Provided passage >>
# Forest Dragon Pic Thread



## GeckoJosh (Dec 3, 2012)

Hey guys,

I thought I would dedicate a thread to Forest dragons, both Boyds and Southerns 

Here goes....


----------



## Grunter023 (Dec 3, 2012)

Here is some of my Boyds


----------



## KaotikJezta (Dec 3, 2012)

Some of mine


----------



## kobrakai (Dec 5, 2012)

Awesome looking specimen GeckoJosh

Heres a few of my Southern Angle Heads 1st is my 10month old, the next few are of my 4-5 month old babies. Last pic was off my phone sorry for the bad quality.


----------



## Grunter023 (Dec 5, 2012)

Few more of mine.


----------



## Smithers (Dec 5, 2012)

View attachment 272876
View attachment 272877

View attachment 272880
View attachment 272879
View attachment 272878


----------



## greggles91 (Dec 6, 2012)

Beautiful looking dragons guys  
Will get better ones of mine when I finish all my assignments but in the meantime...


----------



## DarkApe (Dec 15, 2012)

New Arrival


----------



## joelysmoley (Dec 19, 2012)

Can you keep boyds forest dragons on a normal reptile licence in qld?


----------



## caliherp (Dec 19, 2012)

Don't mistake those likes, I really hate you guys rite now.


----------



## Stevo2 (Dec 19, 2012)

Tasks to complete >>
A: In the forest dragon thread, list every attachment number that appears in the post by Smithers, in the order shown.
B: From the forest dragon thread, extract the passage starting at "## KaotikJezta (Dec" and ending at "the bad quality.".
The data that comes next has no connection to the forest dragon thread.

Supplied information >>
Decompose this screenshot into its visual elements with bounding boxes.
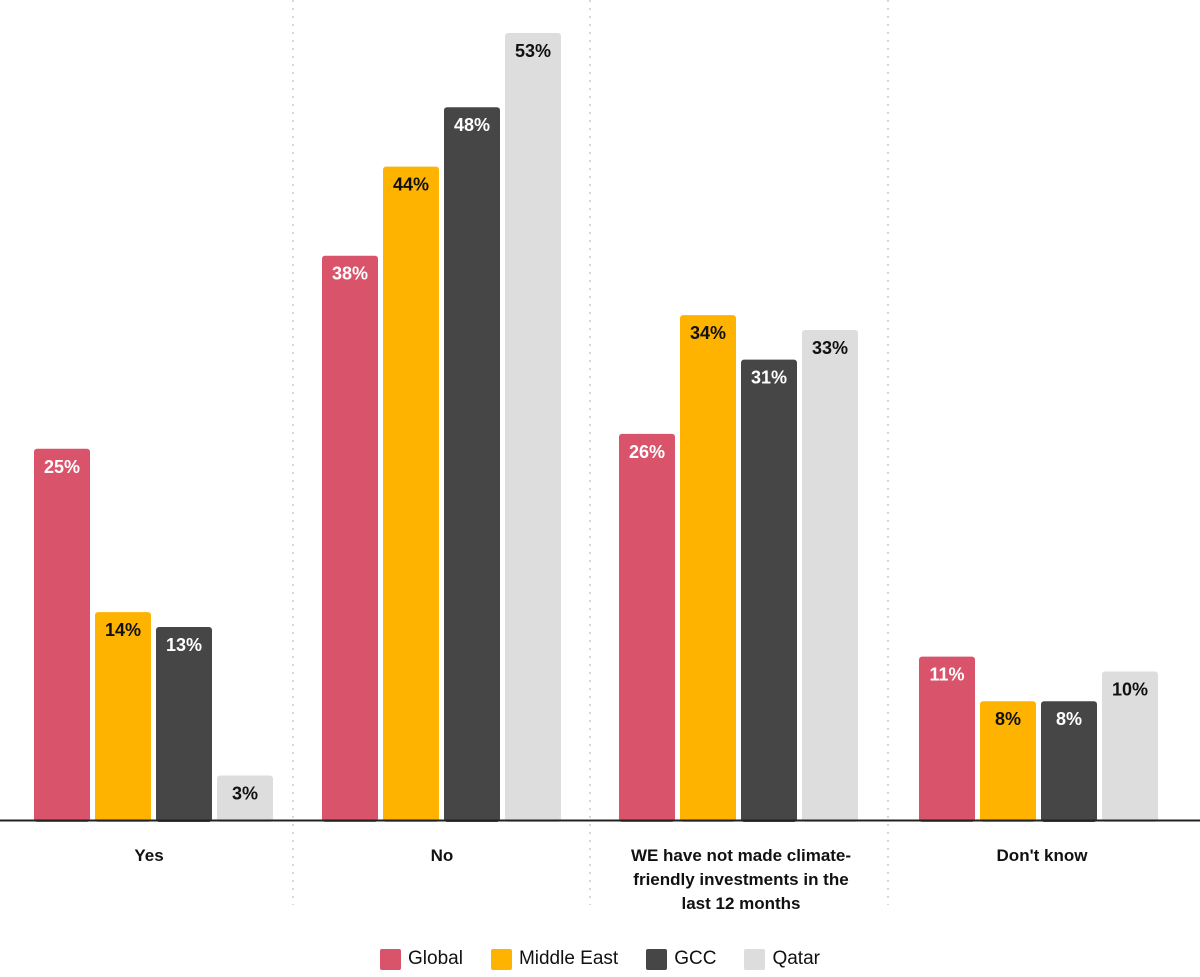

Results by task >>
A: 272876, 272877, 272880, 272879, 272878

B:
## KaotikJezta (Dec 3, 2012)

Some of mine


----------



## kobrakai (Dec 5, 2012)

Awesome looking specimen GeckoJosh

Heres a few of my Southern Angle Heads 1st is my 10month old, the next few are of my 4-5 month old babies. Last pic was off my phone sorry for the bad quality.